_Angezeigter Text_:
··········

SAP on VMware Training: AD310 (SAP Kurs); siehe auch SAP Videos on Youtube.

Performance_Tests

  • SAPS Werte z.B. 46’000 bei 8×4 Core
  • SAP SD Standard Application Benchmark
  • IBM Rational Performance tester

www.ibm.com/redbooks

Transactional Workload für DB’s, ex. 50GB

Online Transaction Processing (OLTP)

  • kleine SQL Abfragen auf welche innert einer Sekunde reagiert werden kann
  • viele gleichzeitige Sessions
  • Beispiele: ATM, sale terminal, Tel. sales etc.

Bei solchen DB’s kann erwartet werden

  • Reaktion auf Query innert 2sek
  • Diskplatz muss mit 3x DB Grösse gerechnet werden (index, temp)

Enterprise Ressource Plannung (ERP)

··········

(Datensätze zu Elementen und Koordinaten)
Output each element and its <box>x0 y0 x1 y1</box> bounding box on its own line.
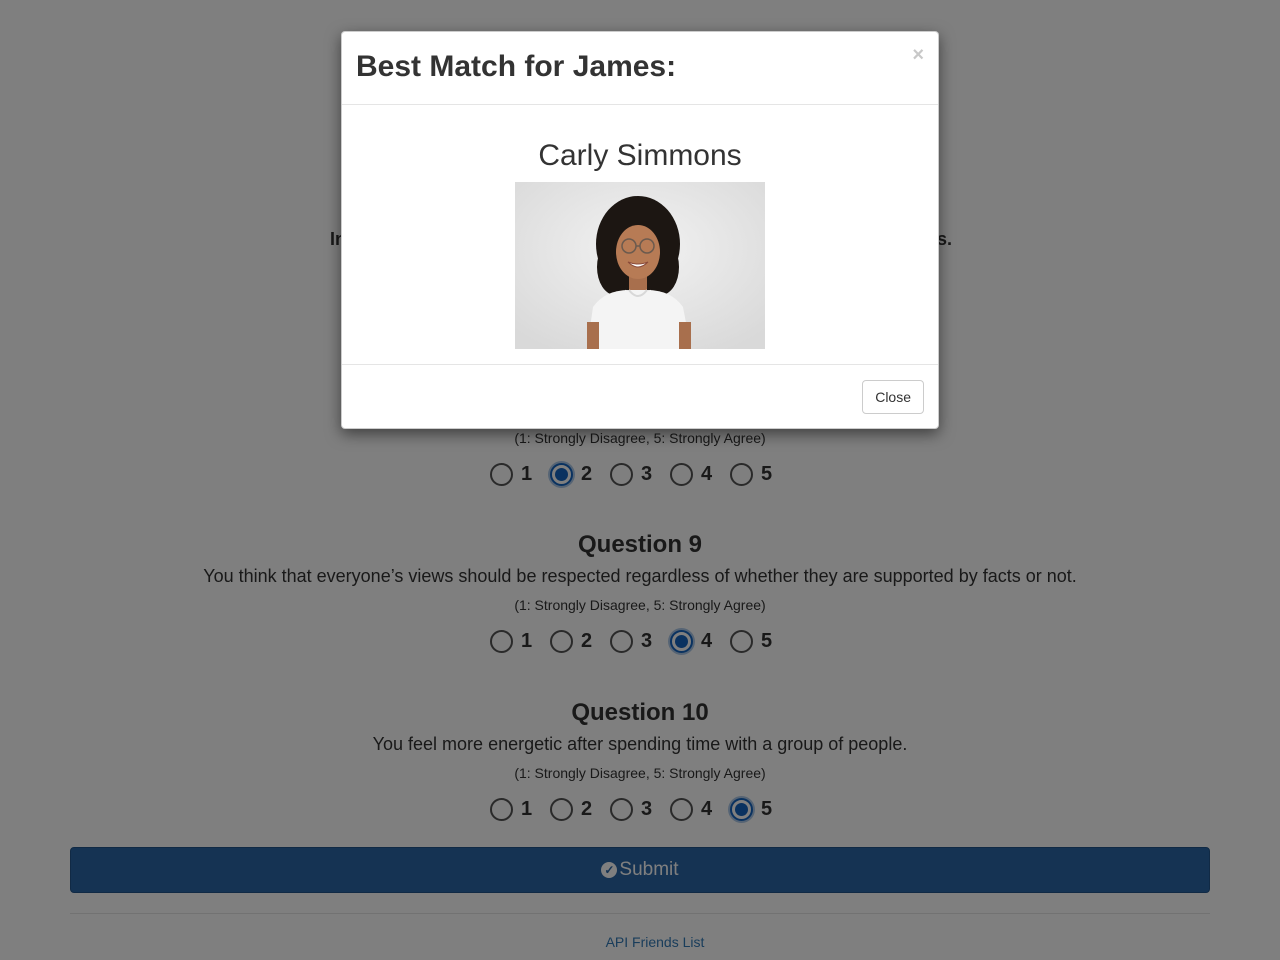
modal-title: Best Match for James: <box>356 50 677 83</box>
match-photo <box>515 182 765 349</box>
match-name: Carly Simmons <box>538 139 742 172</box>
best-match-modal: Best Match for James: × Carly Simmons Cl… <box>341 31 939 429</box>
modal-header: Best Match for James: × <box>342 32 938 105</box>
modal-footer: Close <box>342 364 938 429</box>
close-icon[interactable]: × <box>912 44 924 67</box>
survey-page: In s. (1: Strongly Disagree, 5: Strongly… <box>0 0 1280 960</box>
modal-body: Carly Simmons <box>342 105 938 364</box>
close-button[interactable]: Close <box>862 380 924 414</box>
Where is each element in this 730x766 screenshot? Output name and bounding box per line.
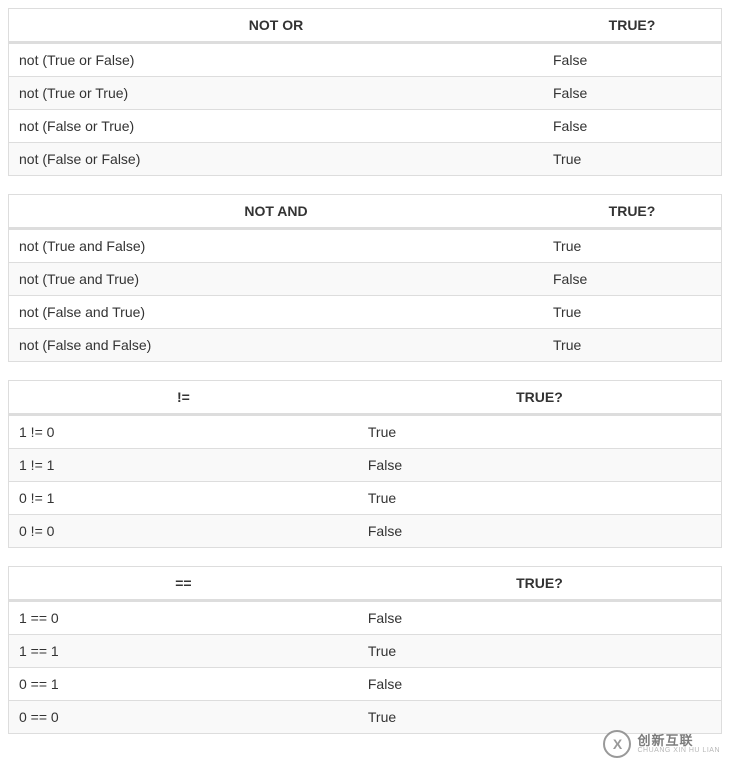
table-row: 1 == 1True [9, 634, 721, 667]
cell-result: True [543, 328, 721, 361]
truth-table-not-and: NOT AND TRUE? not (True and False)True n… [8, 194, 722, 362]
table-row: 1 != 1False [9, 448, 721, 481]
table-header-row: == TRUE? [9, 567, 721, 601]
cell-expression: not (True or False) [9, 43, 543, 76]
table-row: not (False and True)True [9, 295, 721, 328]
table-header-row: NOT OR TRUE? [9, 9, 721, 43]
table-row: 0 == 1False [9, 667, 721, 700]
cell-result: True [358, 481, 721, 514]
cell-result: False [358, 448, 721, 481]
cell-result: True [543, 229, 721, 262]
cell-expression: not (False and True) [9, 295, 543, 328]
cell-result: True [358, 415, 721, 448]
watermark-cn: 创新互联 [637, 734, 720, 747]
cell-expression: 1 != 0 [9, 415, 358, 448]
cell-result: False [543, 109, 721, 142]
cell-result: False [358, 667, 721, 700]
header-expression: NOT OR [9, 9, 543, 43]
truth-table-not-or: NOT OR TRUE? not (True or False)False no… [8, 8, 722, 176]
table-row: 1 == 0False [9, 601, 721, 634]
cell-expression: not (False or True) [9, 109, 543, 142]
cell-expression: 1 == 1 [9, 634, 358, 667]
table-row: 0 == 0True [9, 700, 721, 733]
cell-expression: 0 != 0 [9, 514, 358, 547]
table-row: 0 != 1True [9, 481, 721, 514]
truth-table-eq: == TRUE? 1 == 0False 1 == 1True 0 == 1Fa… [8, 566, 722, 734]
table-row: not (True and False)True [9, 229, 721, 262]
cell-expression: not (True and False) [9, 229, 543, 262]
cell-result: True [543, 142, 721, 175]
table-row: not (False or False)True [9, 142, 721, 175]
table-row: not (False and False)True [9, 328, 721, 361]
table-row: 1 != 0True [9, 415, 721, 448]
cell-expression: 0 == 0 [9, 700, 358, 733]
cell-result: True [358, 700, 721, 733]
table-header-row: != TRUE? [9, 381, 721, 415]
cell-result: False [543, 76, 721, 109]
cell-expression: not (False or False) [9, 142, 543, 175]
header-expression: NOT AND [9, 195, 543, 229]
cell-result: False [358, 601, 721, 634]
watermark-text: 创新互联 CHUANG XIN HU LIAN [637, 734, 720, 754]
table-row: not (False or True)False [9, 109, 721, 142]
table-row: 0 != 0False [9, 514, 721, 547]
cell-expression: not (True and True) [9, 262, 543, 295]
header-result: TRUE? [358, 567, 721, 601]
cell-expression: not (True or True) [9, 76, 543, 109]
cell-result: True [358, 634, 721, 667]
header-result: TRUE? [358, 381, 721, 415]
cell-result: True [543, 295, 721, 328]
cell-expression: 0 == 1 [9, 667, 358, 700]
cell-expression: 1 != 1 [9, 448, 358, 481]
table-row: not (True or False)False [9, 43, 721, 76]
watermark-symbol: X [613, 736, 622, 752]
cell-expression: 0 != 1 [9, 481, 358, 514]
watermark-logo-icon: X [603, 730, 631, 758]
table-row: not (True or True)False [9, 76, 721, 109]
cell-result: False [358, 514, 721, 547]
header-expression: == [9, 567, 358, 601]
cell-expression: not (False and False) [9, 328, 543, 361]
cell-result: False [543, 262, 721, 295]
watermark-py: CHUANG XIN HU LIAN [637, 747, 720, 754]
header-expression: != [9, 381, 358, 415]
watermark: X 创新互联 CHUANG XIN HU LIAN [603, 730, 720, 758]
header-result: TRUE? [543, 9, 721, 43]
table-header-row: NOT AND TRUE? [9, 195, 721, 229]
cell-result: False [543, 43, 721, 76]
cell-expression: 1 == 0 [9, 601, 358, 634]
header-result: TRUE? [543, 195, 721, 229]
truth-table-neq: != TRUE? 1 != 0True 1 != 1False 0 != 1Tr… [8, 380, 722, 548]
table-row: not (True and True)False [9, 262, 721, 295]
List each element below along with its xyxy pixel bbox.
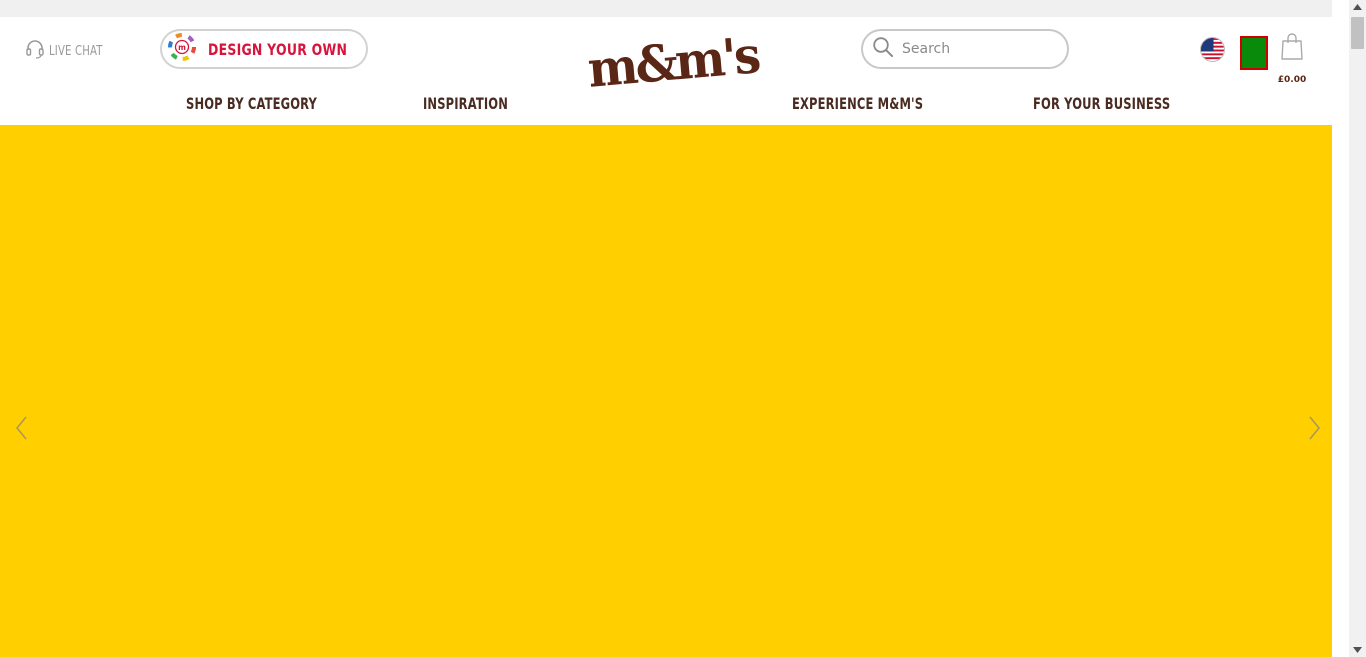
headset-icon xyxy=(25,39,45,64)
design-your-own-button[interactable]: m DESIGN YOUR OWN xyxy=(160,29,368,69)
scroll-up-arrow-icon[interactable] xyxy=(1349,0,1366,14)
chevron-left-icon xyxy=(14,416,30,445)
nav-experience-mms[interactable]: EXPERIENCE M&M'S xyxy=(792,94,923,113)
scroll-down-arrow-icon[interactable] xyxy=(1349,643,1366,657)
top-utility-bar xyxy=(0,0,1332,17)
search-field[interactable] xyxy=(861,29,1069,69)
site-header: LIVE CHAT m DESIGN YOUR OWN m&m's ® Sear… xyxy=(0,17,1332,125)
shopping-bag-icon xyxy=(1281,32,1303,65)
svg-text:m: m xyxy=(178,43,186,52)
cart-total: £0.00 xyxy=(1277,75,1307,85)
account-widget[interactable] xyxy=(1240,36,1268,70)
nav-for-your-business[interactable]: FOR YOUR BUSINESS xyxy=(1033,94,1170,113)
carousel-next-button[interactable] xyxy=(1306,415,1322,441)
carousel-prev-button[interactable] xyxy=(14,415,30,441)
live-chat-link[interactable]: LIVE CHAT xyxy=(25,39,118,64)
logo-registered-mark: ® xyxy=(735,49,744,59)
live-chat-label: LIVE CHAT xyxy=(49,44,103,59)
scroll-thumb[interactable] xyxy=(1351,17,1364,49)
logo-text: m&m's xyxy=(585,25,761,99)
nav-inspiration[interactable]: INSPIRATION xyxy=(423,94,508,113)
mm-color-wheel-icon: m xyxy=(168,32,196,66)
design-your-own-label: DESIGN YOUR OWN xyxy=(208,39,348,59)
page-scrollbar[interactable] xyxy=(1349,0,1366,657)
search-icon[interactable] xyxy=(872,36,894,63)
hero-carousel xyxy=(0,125,1332,657)
nav-shop-by-category[interactable]: SHOP BY CATEGORY xyxy=(186,94,317,113)
search-input[interactable] xyxy=(902,41,1052,57)
chevron-right-icon xyxy=(1306,416,1322,445)
cart-button[interactable]: £0.00 xyxy=(1276,32,1308,85)
mms-logo[interactable]: m&m's ® xyxy=(585,25,760,117)
us-flag-icon[interactable] xyxy=(1200,37,1225,62)
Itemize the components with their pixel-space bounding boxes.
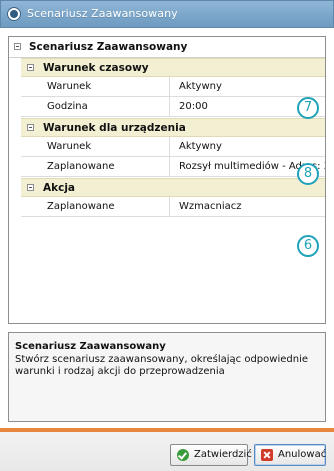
description-panel: Scenariusz Zaawansowany Stwórz scenarius… (8, 332, 326, 422)
property-value[interactable]: Aktywny (179, 81, 222, 92)
column-divider (169, 77, 170, 97)
tree-root[interactable]: Scenariusz Zaawansowany (9, 37, 325, 58)
property-key: Warunek (47, 141, 92, 152)
confirm-button-label: Zatwierdzić (194, 449, 252, 460)
check-icon (177, 449, 189, 461)
group-label: Akcja (43, 182, 76, 194)
column-divider (169, 97, 170, 117)
callout-badge-6: 6 (297, 235, 319, 257)
property-row[interactable]: Zaplanowane Wzmacniacz (21, 197, 325, 217)
property-value[interactable]: Wzmacniacz (179, 201, 242, 212)
property-tree: Scenariusz Zaawansowany Warunek czasowy … (8, 36, 326, 324)
window-titlebar: Scenariusz Zaawansowany (0, 0, 334, 28)
property-row[interactable]: Warunek Aktywny (21, 77, 325, 97)
description-title: Scenariusz Zaawansowany (15, 341, 166, 352)
property-key: Warunek (47, 81, 92, 92)
property-row[interactable]: Warunek Aktywny (21, 137, 325, 157)
property-row[interactable]: Godzina 20:00 (21, 97, 325, 117)
cancel-button-label: Anulować (278, 449, 327, 460)
group-warunek-dla-urzadzenia[interactable]: Warunek dla urządzenia (21, 118, 325, 137)
property-key: Godzina (47, 101, 88, 112)
property-key: Zaplanowane (47, 161, 115, 172)
property-row[interactable]: Zaplanowane Rozsył multimediów - Adres: … (21, 157, 325, 177)
group-akcja[interactable]: Akcja (21, 178, 325, 197)
accent-strip (0, 428, 334, 432)
callout-badge-8: 8 (297, 163, 319, 185)
callout-badge-7: 7 (297, 97, 319, 119)
property-key: Zaplanowane (47, 201, 115, 212)
dialog-footer: Zatwierdzić Anulować (0, 428, 334, 471)
collapse-icon[interactable] (27, 64, 34, 71)
column-divider (169, 137, 170, 157)
column-divider (169, 157, 170, 176)
collapse-icon[interactable] (27, 184, 34, 191)
collapse-icon[interactable] (27, 124, 34, 131)
group-label: Warunek dla urządzenia (43, 122, 186, 134)
window-title: Scenariusz Zaawansowany (27, 7, 178, 20)
tree-root-label: Scenariusz Zaawansowany (29, 41, 188, 53)
group-warunek-czasowy[interactable]: Warunek czasowy (21, 58, 325, 77)
group-label: Warunek czasowy (43, 62, 149, 74)
description-text: Stwórz scenariusz zaawansowany, określaj… (15, 354, 309, 377)
cancel-button[interactable]: Anulować (254, 444, 326, 466)
collapse-icon[interactable] (14, 43, 21, 50)
app-logo-icon (7, 7, 21, 21)
property-value[interactable]: 20:00 (179, 101, 208, 112)
property-value[interactable]: Aktywny (179, 141, 222, 152)
column-divider (169, 197, 170, 217)
close-icon (261, 449, 273, 461)
confirm-button[interactable]: Zatwierdzić (170, 444, 252, 466)
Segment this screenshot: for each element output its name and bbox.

··········

_Zu erledigen_:
**A)** Schreibe aus den Datensätzen die Zeilen genau ab, beginnend mit der Zeile, die "table-row: 1 == 1True [9, 634, 721, 667]" enthält, bis einschließlich der Zeile mit "header-result: TRUE? [358, 381, 721, 415]".
**B)** Schreibe die Notizen zu Performance-Tests nach ihrer letzten Zeile weiter.
Die Datensätze haben mit den Notizen zu Performance-Tests nichts zu tun.

_Antworten je Aufgabe_:
**A)**
table-row: 1 == 1True [9, 634, 721, 667]
cell-result: True [543, 328, 721, 361]
truth-table-not-and: NOT AND TRUE? not (True and False)True n… [8, 194, 722, 362]
table-row: 1 != 1False [9, 448, 721, 481]
table-header-row: == TRUE? [9, 567, 721, 601]
cell-expression: not (True or False) [9, 43, 543, 76]
table-row: not (False and True)True [9, 295, 721, 328]
table-header-row: NOT OR TRUE? [9, 9, 721, 43]
table-row: 0 == 1False [9, 667, 721, 700]
cell-result: True [358, 481, 721, 514]
cell-result: False [358, 448, 721, 481]
cell-result: True [543, 229, 721, 262]
cell-expression: not (False and True) [9, 295, 543, 328]
cell-result: True [358, 415, 721, 448]
watermark-cn: 创新互联 [637, 734, 720, 747]
cell-expression: 1 != 0 [9, 415, 358, 448]
cell-result: False [543, 109, 721, 142]
cell-result: False [358, 667, 721, 700]
header-expression: NOT OR [9, 9, 543, 43]
truth-table-not-or: NOT OR TRUE? not (True or False)False no… [8, 8, 722, 176]
table-row: 1 == 0False [9, 601, 721, 634]
cell-expression: not (False or True) [9, 109, 543, 142]
cell-expression: 1 == 1 [9, 634, 358, 667]
table-row: 0 == 0True [9, 700, 721, 733]
cell-expression: 0 != 0 [9, 514, 358, 547]
table-row: 0 != 1True [9, 481, 721, 514]
truth-table-eq: == TRUE? 1 == 0False 1 == 1True 0 == 1Fa… [8, 566, 722, 734]
table-row: not (True and False)True [9, 229, 721, 262]
cell-expression: not (True and False) [9, 229, 543, 262]
cell-result: True [543, 142, 721, 175]
table-row: not (False or False)True [9, 142, 721, 175]
table-row: not (False and False)True [9, 328, 721, 361]
table-row: 1 != 0True [9, 415, 721, 448]
cell-expression: 0 == 0 [9, 700, 358, 733]
cell-result: True [358, 700, 721, 733]
table-header-row: != TRUE? [9, 381, 721, 415]
cell-result: False [543, 76, 721, 109]
cell-expression: not (False or False) [9, 142, 543, 175]
header-expression: NOT AND [9, 195, 543, 229]
cell-result: False [358, 601, 721, 634]
watermark-text: 创新互联 CHUANG XIN HU LIAN [637, 734, 720, 754]
table-row: not (False or True)False [9, 109, 721, 142]
table-row: 0 != 0False [9, 514, 721, 547]
cell-expression: not (True and True) [9, 262, 543, 295]
header-result: TRUE? [358, 567, 721, 601]
cell-expression: not (True or True) [9, 76, 543, 109]
cell-result: True [358, 634, 721, 667]
header-result: TRUE? [358, 381, 721, 415]

**B)**
  • komplexe DB mit tausenden Tabellen
  • somit komplexe DB Abfragen im Alltag
  • grosse Anzahl Transaktionen gemischt aus OLTP + OLAP

Hier kann erwartet werden:

  • fünffacher Diskplatz wie DB grösse
  • Antwortzeiten kleiner 4sek

Data Warehouse (DWH)

  • braucht sechs weitere DB’s, somit kann der Plattenplatz mit zehn multipliziert und verdreifacht werden (x*3*10)

Zu erwartende Fakten

  • Antwortzeiten 1h – 1 Woche

Online Analytical Processing (OLAP)

  • multidimensionale oder aggregated views der DAten, multidimensional = cube
  • meist für analytische Fragen wie “welche Region hat die meisten Verkäufe”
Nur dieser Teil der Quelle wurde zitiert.